23 Agosto 2024
Documento elaborado por delegação de holandeses reforça o que já se sabia – houve falhas no sistema anticheias em Porto Alegre –, o que agravou a tragédia climática.
A reportagem é de Elstor Hanzen, publicada por ExtraClasse, 21-08-2024.
A administração Sebastião Melo, por meio do Departamento Municipal de Água e Esgotos (Dmae), anunciou versão atualizada sobre a tragédia climática nesta semana, mas sem fato novo.
Uma Agência Empresarial Holandesa, trazida pela prefeitura para o serviço, apenas deu maior enfoque aos problemas estruturais do sistema de proteção contra as cheias. Profissionais e pesquisadores que conhecem e acompanham a realidade local contestam desvio de foco pretendido com o parecer dos holandeses e chamam relatório de “um grande lance de marketing”
Documento elaborado por uma delegação de holandeses reforça o que já se sabia – houve falhas no sistema anticheias em Porto Alegre –, o que agravou a tragédia climática na vida da população.
++++++++++
### O QUE FAZER
Prossiga, por favor, com a reportagem acima sobre as falhas no sistema anticheias de Porto Alegre, a partir da última frase apresentada.

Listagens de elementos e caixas
++++++++++
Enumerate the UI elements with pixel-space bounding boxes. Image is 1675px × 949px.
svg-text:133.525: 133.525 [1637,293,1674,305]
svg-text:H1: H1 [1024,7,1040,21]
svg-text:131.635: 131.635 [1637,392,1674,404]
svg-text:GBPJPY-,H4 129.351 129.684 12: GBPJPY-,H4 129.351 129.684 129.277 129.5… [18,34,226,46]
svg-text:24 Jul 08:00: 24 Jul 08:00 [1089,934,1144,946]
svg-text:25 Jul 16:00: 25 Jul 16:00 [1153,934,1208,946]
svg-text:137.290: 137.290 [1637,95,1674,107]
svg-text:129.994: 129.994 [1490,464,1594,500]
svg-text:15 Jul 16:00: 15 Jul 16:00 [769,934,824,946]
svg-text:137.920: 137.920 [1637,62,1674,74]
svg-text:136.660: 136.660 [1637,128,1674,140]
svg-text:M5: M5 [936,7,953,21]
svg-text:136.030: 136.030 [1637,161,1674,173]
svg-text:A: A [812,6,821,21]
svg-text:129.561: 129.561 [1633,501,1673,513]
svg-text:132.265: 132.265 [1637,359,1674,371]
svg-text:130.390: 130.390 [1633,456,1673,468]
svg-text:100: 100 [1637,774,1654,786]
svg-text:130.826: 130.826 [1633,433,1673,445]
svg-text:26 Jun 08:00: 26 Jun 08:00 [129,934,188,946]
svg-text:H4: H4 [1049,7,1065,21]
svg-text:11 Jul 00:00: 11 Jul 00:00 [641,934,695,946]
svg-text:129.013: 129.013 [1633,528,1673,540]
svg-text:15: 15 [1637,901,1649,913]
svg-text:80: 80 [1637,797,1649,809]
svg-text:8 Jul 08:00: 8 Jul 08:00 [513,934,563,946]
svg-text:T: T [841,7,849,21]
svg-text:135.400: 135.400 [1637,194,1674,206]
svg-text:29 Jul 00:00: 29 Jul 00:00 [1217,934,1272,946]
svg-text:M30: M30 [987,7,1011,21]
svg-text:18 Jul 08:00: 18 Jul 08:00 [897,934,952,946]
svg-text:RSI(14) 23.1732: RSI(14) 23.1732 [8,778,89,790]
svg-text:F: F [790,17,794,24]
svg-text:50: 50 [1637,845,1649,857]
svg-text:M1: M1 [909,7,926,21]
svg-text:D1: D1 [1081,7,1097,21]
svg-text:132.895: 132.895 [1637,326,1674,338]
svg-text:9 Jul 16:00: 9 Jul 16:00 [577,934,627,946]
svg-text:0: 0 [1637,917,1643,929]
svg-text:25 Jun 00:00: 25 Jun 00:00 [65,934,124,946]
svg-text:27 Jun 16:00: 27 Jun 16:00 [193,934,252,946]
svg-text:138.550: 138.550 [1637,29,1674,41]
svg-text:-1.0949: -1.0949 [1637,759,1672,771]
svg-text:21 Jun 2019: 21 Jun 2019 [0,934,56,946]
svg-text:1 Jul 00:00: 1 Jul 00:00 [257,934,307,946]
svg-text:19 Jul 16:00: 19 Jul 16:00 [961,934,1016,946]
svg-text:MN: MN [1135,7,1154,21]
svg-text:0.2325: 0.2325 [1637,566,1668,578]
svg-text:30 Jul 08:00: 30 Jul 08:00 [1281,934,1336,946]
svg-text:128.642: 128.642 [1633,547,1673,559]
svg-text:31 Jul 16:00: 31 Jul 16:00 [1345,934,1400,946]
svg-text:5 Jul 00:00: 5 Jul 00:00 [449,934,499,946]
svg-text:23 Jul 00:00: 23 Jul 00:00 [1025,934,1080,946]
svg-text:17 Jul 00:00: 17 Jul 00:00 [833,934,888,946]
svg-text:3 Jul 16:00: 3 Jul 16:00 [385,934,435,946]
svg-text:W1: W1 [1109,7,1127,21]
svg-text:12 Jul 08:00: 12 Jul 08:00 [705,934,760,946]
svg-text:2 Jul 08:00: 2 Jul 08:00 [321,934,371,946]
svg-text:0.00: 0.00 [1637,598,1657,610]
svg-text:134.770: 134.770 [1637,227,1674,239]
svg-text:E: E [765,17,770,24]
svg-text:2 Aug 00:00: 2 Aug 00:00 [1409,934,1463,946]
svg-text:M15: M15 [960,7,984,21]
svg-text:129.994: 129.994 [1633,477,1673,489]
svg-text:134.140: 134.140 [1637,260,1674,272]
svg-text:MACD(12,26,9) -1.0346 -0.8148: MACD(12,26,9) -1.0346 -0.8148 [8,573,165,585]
++++++++++
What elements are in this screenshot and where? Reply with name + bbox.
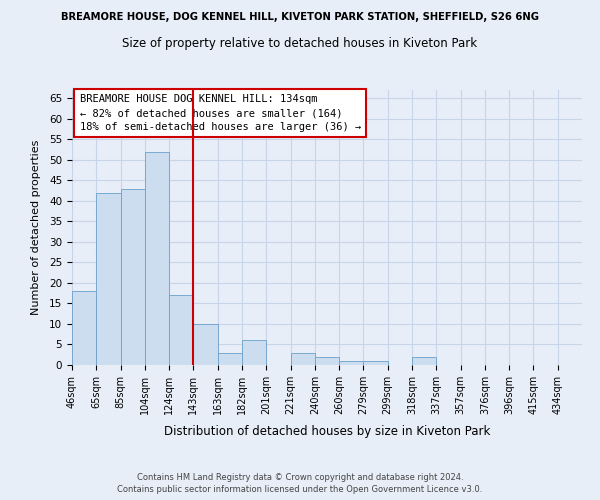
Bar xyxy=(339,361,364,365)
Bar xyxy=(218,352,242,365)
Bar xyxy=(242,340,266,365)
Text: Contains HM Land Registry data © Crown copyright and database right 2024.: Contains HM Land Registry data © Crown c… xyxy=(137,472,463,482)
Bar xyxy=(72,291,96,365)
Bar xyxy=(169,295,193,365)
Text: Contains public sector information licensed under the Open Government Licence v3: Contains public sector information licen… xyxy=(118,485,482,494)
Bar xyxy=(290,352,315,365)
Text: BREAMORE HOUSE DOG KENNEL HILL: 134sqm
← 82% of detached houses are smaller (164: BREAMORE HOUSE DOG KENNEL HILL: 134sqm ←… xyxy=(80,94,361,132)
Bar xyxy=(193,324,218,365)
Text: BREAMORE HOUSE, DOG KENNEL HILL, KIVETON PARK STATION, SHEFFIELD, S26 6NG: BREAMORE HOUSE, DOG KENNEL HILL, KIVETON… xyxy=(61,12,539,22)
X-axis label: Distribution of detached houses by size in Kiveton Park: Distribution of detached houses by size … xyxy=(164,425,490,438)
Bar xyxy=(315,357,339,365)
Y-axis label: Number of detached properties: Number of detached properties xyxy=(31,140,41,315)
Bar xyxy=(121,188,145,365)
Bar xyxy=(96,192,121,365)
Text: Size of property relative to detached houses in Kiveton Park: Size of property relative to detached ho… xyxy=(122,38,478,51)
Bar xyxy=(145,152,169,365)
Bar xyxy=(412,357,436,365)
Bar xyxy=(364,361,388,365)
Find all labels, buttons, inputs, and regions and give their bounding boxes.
++++++++++
### RESULTADO DO EXERCÍCIO
A versão do relatório divulgado no último dia 19, contudo, foca nos erros técnicos de desenho e execução das obras de drenagem realizadas nos anos de 1960 e 1970.
Ou seja, os problemas teriam origem nas estruturas do projeto das obras dos diques, casa de bombas e sistema de comportas, desviando a atenção da falta de manutenção e manejo errado nas comportas do Guaíba.
A versão dos holandeses, no entanto, é prontamente contestada por membros do Instituto de Pesquisas Hidráulicas (IPH/UFRGS) e profissionais que conhecem a história e a realidade do sistema de drenagem da capital de perto. Além disso, os especialistas daqui já tinham feito o diagnóstico da situação e apresentando propostas emergenciais enquanto a enchente ocorria.
Eles apontaram que as principais causas da inundação foram a falta de manutenção, falta de investimentos em modernização e sucateamento do sistema de proteção.
Engenheiro especialista em planejamento energético e ambiental, ex-diretor do extinto Departamento de Esgotos Pluviais (DEP), Vicente Rauber é conclusivo sobre o que ocorreu no sistema antienchente.
“Não há erro estrutural de projeto no sistema de proteção contra inundações de Porto Alegre. Há sim uma gestão que deixou de cumprir com seus compromissos públicos”, aponta.
Pesquisador e professor da UFRGS, Fernando Meirelles, integrante do IPH/UFRGS, afirma que o plano original estabeleceu condicionantes claras. Para a casa de bombas, é explícito que o sistema de diques e muro não poderia ser ultrapassado, pois isso inviabilizaria o seu funcionamento.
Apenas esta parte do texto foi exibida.